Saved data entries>
·····

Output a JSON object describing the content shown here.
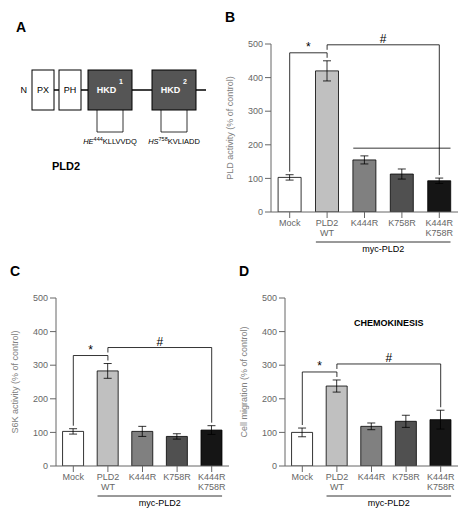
{
  "chart_data": [
    {
      "type": "diagram",
      "panel_label": "A",
      "title": "PLD2",
      "terminus": "N",
      "domains": [
        {
          "name": "PX",
          "color": "#ffffff"
        },
        {
          "name": "PH",
          "color": "#ffffff"
        },
        {
          "name": "HKD",
          "index": 1,
          "color": "#555555",
          "motif": {
            "before": "HE",
            "site": 444,
            "after": "KLLVVDQ"
          }
        },
        {
          "name": "HKD",
          "index": 2,
          "color": "#555555",
          "motif": {
            "before": "HS",
            "site": 758,
            "after": "KVLIADD"
          }
        }
      ]
    },
    {
      "type": "bar",
      "panel_label": "B",
      "categories": [
        "Mock",
        "PLD2\nWT",
        "K444R",
        "K758R",
        "K444R\nK758R"
      ],
      "values": [
        103,
        420,
        155,
        113,
        93
      ],
      "errors": [
        8,
        30,
        12,
        15,
        8
      ],
      "colors": [
        "#ffffff",
        "#c0c0c0",
        "#808080",
        "#505050",
        "#151515"
      ],
      "ylabel": "PLD activity (% of control)",
      "ylim": [
        0,
        500
      ],
      "yticks": [
        0,
        100,
        200,
        300,
        400,
        500
      ],
      "annotations": [
        {
          "text": "myc-PLD2",
          "from": "PLD2\nWT",
          "to": "K444R\nK758R"
        }
      ],
      "significance": [
        {
          "from": "Mock",
          "to": "PLD2\nWT",
          "label": "*"
        },
        {
          "from": "PLD2\nWT",
          "to": "K444R\nK758R",
          "label": "#"
        }
      ],
      "mid_line": {
        "y": 190,
        "from": "K444R",
        "to": "K444R\nK758R"
      }
    },
    {
      "type": "bar",
      "panel_label": "C",
      "categories": [
        "Mock",
        "PLD2\nWT",
        "K444R",
        "K758R",
        "K444R\nK758R"
      ],
      "values": [
        103,
        283,
        103,
        88,
        107
      ],
      "errors": [
        8,
        22,
        15,
        8,
        13
      ],
      "colors": [
        "#ffffff",
        "#c0c0c0",
        "#808080",
        "#505050",
        "#151515"
      ],
      "ylabel": "S6K activity (% of control)",
      "ylim": [
        0,
        500
      ],
      "yticks": [
        0,
        100,
        200,
        300,
        400,
        500
      ],
      "annotations": [
        {
          "text": "myc-PLD2",
          "from": "PLD2\nWT",
          "to": "K444R\nK758R"
        }
      ],
      "significance": [
        {
          "from": "Mock",
          "to": "PLD2\nWT",
          "label": "*"
        },
        {
          "from": "PLD2\nWT",
          "to": "K444R\nK758R",
          "label": "#"
        }
      ]
    },
    {
      "type": "bar",
      "panel_label": "D",
      "title": "CHEMOKINESIS",
      "categories": [
        "Mock",
        "PLD2\nWT",
        "K444R",
        "K758R",
        "K444R\nK758R"
      ],
      "values": [
        100,
        238,
        118,
        133,
        138
      ],
      "errors": [
        13,
        18,
        10,
        18,
        28
      ],
      "colors": [
        "#ffffff",
        "#c0c0c0",
        "#808080",
        "#505050",
        "#151515"
      ],
      "ylabel": "Cell migration (% of control)",
      "ylim": [
        0,
        500
      ],
      "yticks": [
        0,
        100,
        200,
        300,
        400,
        500
      ],
      "annotations": [
        {
          "text": "myc-PLD2",
          "from": "PLD2\nWT",
          "to": "K444R\nK758R"
        }
      ],
      "significance": [
        {
          "from": "Mock",
          "to": "PLD2\nWT",
          "label": "*"
        },
        {
          "from": "PLD2\nWT",
          "to": "K444R\nK758R",
          "label": "#"
        }
      ]
    }
  ]
}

·····

Identify all lines where the word "activity" shows up. Copy them.

      "ylabel": "PLD activity (% of control)",
      "ylabel": "S6K activity (% of control)",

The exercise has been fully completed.